- [Written instruction]:
Return all lines below containing the word "time".

[start Listed entries]

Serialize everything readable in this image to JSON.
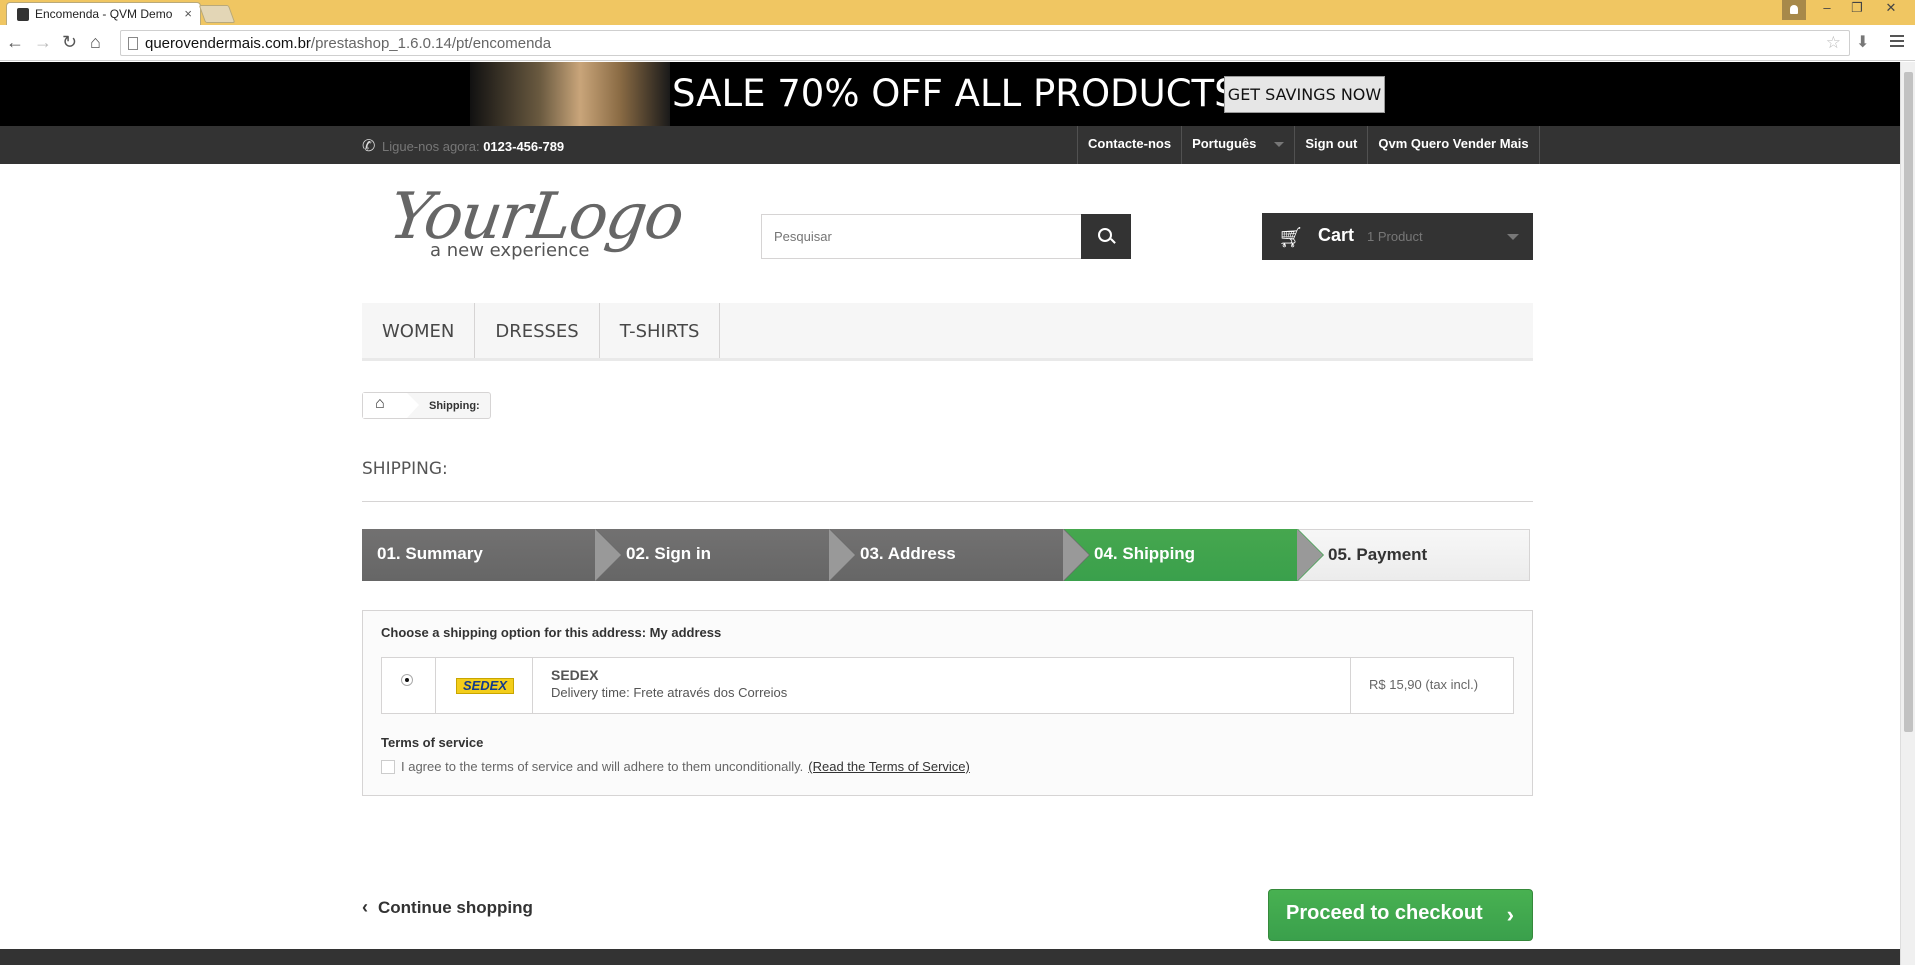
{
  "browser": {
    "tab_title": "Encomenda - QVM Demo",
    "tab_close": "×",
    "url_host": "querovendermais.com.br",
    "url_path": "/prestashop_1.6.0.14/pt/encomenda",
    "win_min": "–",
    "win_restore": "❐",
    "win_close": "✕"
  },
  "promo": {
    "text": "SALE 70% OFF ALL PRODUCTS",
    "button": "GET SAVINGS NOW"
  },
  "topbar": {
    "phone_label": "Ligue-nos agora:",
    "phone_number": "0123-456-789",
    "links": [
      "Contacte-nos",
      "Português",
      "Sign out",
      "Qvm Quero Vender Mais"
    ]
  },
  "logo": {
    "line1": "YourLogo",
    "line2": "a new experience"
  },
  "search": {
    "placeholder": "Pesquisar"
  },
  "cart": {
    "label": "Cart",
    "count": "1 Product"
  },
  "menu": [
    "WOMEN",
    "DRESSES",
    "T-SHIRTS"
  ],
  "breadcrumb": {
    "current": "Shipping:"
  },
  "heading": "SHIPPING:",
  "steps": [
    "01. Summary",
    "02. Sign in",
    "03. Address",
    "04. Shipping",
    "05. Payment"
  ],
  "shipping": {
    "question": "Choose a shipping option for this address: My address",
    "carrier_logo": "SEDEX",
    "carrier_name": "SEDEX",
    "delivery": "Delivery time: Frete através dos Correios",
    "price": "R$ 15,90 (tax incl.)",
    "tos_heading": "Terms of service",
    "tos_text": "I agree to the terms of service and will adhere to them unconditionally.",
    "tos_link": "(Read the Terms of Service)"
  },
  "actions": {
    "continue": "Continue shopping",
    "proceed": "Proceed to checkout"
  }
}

[end Listed entries]
[start Listed entries]

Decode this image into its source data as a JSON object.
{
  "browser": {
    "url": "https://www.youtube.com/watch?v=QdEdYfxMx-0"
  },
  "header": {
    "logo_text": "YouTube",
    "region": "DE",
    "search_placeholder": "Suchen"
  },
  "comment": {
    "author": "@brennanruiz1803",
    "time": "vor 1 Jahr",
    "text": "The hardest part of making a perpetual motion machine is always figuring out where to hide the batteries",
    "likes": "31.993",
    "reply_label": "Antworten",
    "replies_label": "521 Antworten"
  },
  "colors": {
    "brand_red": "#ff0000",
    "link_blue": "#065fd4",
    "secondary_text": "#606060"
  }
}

[end Listed entries]

- [Solution to this problem]:
    "delivery": "Delivery time: Frete através dos Correios",
    "time": "vor 1 Jahr",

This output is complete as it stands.